**TO BE DONE:**
Go through the listing below and gather every line with the word "Personal".

Recorded data
BEGIN

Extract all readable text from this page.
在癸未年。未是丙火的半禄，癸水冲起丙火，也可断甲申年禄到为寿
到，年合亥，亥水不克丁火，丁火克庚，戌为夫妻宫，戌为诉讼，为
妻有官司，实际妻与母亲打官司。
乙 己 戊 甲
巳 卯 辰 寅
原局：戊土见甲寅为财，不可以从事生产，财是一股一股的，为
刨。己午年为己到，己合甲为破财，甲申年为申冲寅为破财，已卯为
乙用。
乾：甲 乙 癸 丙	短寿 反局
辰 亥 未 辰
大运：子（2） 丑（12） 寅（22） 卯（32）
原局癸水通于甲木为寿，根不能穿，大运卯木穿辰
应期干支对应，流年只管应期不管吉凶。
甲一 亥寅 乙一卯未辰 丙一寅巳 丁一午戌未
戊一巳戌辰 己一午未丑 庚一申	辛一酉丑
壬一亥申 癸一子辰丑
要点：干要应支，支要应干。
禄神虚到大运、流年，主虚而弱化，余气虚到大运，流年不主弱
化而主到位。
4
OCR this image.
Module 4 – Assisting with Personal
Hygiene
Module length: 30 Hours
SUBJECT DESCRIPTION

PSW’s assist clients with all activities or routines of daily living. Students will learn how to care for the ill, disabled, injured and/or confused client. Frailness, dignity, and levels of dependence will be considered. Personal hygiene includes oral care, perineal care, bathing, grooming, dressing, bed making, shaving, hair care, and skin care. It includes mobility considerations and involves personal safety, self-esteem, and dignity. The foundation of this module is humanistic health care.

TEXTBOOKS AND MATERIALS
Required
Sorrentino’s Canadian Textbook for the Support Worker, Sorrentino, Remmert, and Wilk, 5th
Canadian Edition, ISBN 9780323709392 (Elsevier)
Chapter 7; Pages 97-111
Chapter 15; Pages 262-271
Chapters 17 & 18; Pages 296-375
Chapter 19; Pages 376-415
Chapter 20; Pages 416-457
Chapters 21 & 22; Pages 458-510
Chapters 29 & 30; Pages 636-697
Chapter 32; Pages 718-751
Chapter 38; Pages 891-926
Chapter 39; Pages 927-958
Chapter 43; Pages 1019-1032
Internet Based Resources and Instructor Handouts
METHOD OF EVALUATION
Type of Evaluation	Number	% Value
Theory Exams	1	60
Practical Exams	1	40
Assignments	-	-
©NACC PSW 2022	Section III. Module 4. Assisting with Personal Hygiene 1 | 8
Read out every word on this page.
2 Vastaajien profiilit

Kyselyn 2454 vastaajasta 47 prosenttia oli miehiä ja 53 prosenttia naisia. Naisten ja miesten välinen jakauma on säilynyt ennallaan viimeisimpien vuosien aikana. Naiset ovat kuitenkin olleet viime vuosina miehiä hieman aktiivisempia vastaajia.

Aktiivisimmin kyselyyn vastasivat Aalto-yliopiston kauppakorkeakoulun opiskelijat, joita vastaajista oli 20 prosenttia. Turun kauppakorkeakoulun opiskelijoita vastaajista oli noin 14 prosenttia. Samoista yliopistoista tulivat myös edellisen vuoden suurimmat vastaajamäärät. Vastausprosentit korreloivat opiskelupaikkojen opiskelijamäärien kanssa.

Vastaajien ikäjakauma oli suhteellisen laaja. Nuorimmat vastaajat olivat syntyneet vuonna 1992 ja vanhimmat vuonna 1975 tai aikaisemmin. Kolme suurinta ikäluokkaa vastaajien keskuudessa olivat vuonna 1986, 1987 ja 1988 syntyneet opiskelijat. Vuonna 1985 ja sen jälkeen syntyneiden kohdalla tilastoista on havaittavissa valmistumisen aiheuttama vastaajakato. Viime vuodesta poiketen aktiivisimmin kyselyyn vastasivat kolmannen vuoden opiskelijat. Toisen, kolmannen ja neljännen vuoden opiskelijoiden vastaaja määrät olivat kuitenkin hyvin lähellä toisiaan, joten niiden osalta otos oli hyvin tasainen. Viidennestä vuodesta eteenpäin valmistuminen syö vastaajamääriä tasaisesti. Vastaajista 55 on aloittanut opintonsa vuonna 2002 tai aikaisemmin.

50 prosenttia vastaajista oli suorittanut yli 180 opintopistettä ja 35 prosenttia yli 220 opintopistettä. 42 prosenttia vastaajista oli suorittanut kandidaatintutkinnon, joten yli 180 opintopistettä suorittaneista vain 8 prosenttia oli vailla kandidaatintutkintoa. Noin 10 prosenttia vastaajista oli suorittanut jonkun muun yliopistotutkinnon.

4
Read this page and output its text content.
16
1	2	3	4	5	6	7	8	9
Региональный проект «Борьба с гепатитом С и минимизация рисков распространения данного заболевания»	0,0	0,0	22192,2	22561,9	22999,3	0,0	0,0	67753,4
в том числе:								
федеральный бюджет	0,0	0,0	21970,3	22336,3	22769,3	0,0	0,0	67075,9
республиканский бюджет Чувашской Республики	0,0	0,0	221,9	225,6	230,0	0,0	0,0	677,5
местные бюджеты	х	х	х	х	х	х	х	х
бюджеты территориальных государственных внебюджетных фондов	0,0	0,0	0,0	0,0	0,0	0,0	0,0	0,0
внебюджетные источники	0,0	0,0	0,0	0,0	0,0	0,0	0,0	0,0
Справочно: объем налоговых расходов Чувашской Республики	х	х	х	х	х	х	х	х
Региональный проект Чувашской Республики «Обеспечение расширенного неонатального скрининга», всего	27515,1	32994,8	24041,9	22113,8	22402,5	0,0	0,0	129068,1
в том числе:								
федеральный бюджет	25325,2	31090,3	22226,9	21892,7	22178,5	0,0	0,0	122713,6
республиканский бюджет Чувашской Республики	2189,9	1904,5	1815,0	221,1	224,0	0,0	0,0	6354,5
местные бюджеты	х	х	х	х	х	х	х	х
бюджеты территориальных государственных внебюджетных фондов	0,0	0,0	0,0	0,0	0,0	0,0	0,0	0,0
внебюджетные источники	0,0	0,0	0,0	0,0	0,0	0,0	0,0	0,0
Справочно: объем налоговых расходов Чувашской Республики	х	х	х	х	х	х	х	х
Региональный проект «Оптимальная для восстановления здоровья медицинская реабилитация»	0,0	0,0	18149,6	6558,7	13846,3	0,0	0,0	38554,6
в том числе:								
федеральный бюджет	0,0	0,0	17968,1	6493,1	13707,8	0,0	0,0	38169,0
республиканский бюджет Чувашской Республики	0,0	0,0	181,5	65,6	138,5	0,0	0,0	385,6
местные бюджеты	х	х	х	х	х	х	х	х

END

**REPLY TO THE EXERCISE:**
Module 4 – Assisting with Personal
PSW’s assist clients with all activities or routines of daily living. Students will learn how to care for the ill, disabled, injured and/or confused client. Frailness, dignity, and levels of dependence will be considered. Personal hygiene includes oral care, perineal care, bathing, grooming, dressing, bed making, shaving, hair care, and skin care. It includes mobility considerations and involves personal safety, self-esteem, and dignity. The foundation of this module is humanistic health care.
©NACC PSW 2022	Section III. Module 4. Assisting with Personal Hygiene 1 | 8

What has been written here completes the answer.